* **WORK REQUIRED**
List the lines of this listing that hold the word "name".
┌──
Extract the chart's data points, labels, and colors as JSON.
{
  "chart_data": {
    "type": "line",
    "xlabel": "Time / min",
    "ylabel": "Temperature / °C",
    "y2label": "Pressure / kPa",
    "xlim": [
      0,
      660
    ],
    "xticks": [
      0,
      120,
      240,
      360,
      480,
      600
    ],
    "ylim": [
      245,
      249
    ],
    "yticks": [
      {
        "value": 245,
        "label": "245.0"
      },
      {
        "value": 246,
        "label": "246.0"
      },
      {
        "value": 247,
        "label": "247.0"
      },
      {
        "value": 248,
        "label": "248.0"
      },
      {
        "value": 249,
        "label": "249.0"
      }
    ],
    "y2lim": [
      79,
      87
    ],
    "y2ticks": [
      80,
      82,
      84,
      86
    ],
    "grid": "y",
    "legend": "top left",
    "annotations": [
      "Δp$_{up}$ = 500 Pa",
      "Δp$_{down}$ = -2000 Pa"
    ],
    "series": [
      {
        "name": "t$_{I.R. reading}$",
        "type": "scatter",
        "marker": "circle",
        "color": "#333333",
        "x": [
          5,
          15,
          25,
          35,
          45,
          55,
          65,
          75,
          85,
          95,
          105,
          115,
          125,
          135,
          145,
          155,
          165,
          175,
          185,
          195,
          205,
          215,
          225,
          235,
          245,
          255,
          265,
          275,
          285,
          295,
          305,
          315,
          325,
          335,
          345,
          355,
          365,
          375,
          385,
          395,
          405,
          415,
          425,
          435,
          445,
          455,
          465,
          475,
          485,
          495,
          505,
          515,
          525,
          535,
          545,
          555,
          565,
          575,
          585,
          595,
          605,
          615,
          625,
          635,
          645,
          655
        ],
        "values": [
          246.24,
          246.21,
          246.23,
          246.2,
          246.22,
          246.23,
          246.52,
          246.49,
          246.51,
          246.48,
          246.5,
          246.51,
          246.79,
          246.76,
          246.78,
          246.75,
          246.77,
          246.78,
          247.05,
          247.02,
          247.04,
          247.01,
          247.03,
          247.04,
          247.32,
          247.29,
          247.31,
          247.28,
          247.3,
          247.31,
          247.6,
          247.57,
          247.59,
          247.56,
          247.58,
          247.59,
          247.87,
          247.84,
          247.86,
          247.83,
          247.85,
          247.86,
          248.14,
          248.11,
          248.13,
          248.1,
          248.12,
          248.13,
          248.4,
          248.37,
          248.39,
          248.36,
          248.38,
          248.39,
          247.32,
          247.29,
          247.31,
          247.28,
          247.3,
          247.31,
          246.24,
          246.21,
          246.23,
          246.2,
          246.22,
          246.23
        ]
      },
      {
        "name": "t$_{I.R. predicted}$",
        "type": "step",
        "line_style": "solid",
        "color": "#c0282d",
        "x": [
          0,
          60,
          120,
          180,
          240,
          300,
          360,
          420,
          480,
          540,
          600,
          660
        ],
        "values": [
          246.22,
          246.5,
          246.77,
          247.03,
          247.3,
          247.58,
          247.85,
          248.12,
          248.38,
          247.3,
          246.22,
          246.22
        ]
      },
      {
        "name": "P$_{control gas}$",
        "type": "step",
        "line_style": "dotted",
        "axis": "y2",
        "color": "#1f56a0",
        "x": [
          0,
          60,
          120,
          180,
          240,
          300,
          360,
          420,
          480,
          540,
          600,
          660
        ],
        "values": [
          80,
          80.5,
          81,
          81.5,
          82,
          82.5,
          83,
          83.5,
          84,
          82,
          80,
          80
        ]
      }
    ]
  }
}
└──
* **WRITTEN ANSWER**
        "name": "t$_{I.R. reading}$",
        "name": "t$_{I.R. predicted}$",
        "name": "P$_{control gas}$",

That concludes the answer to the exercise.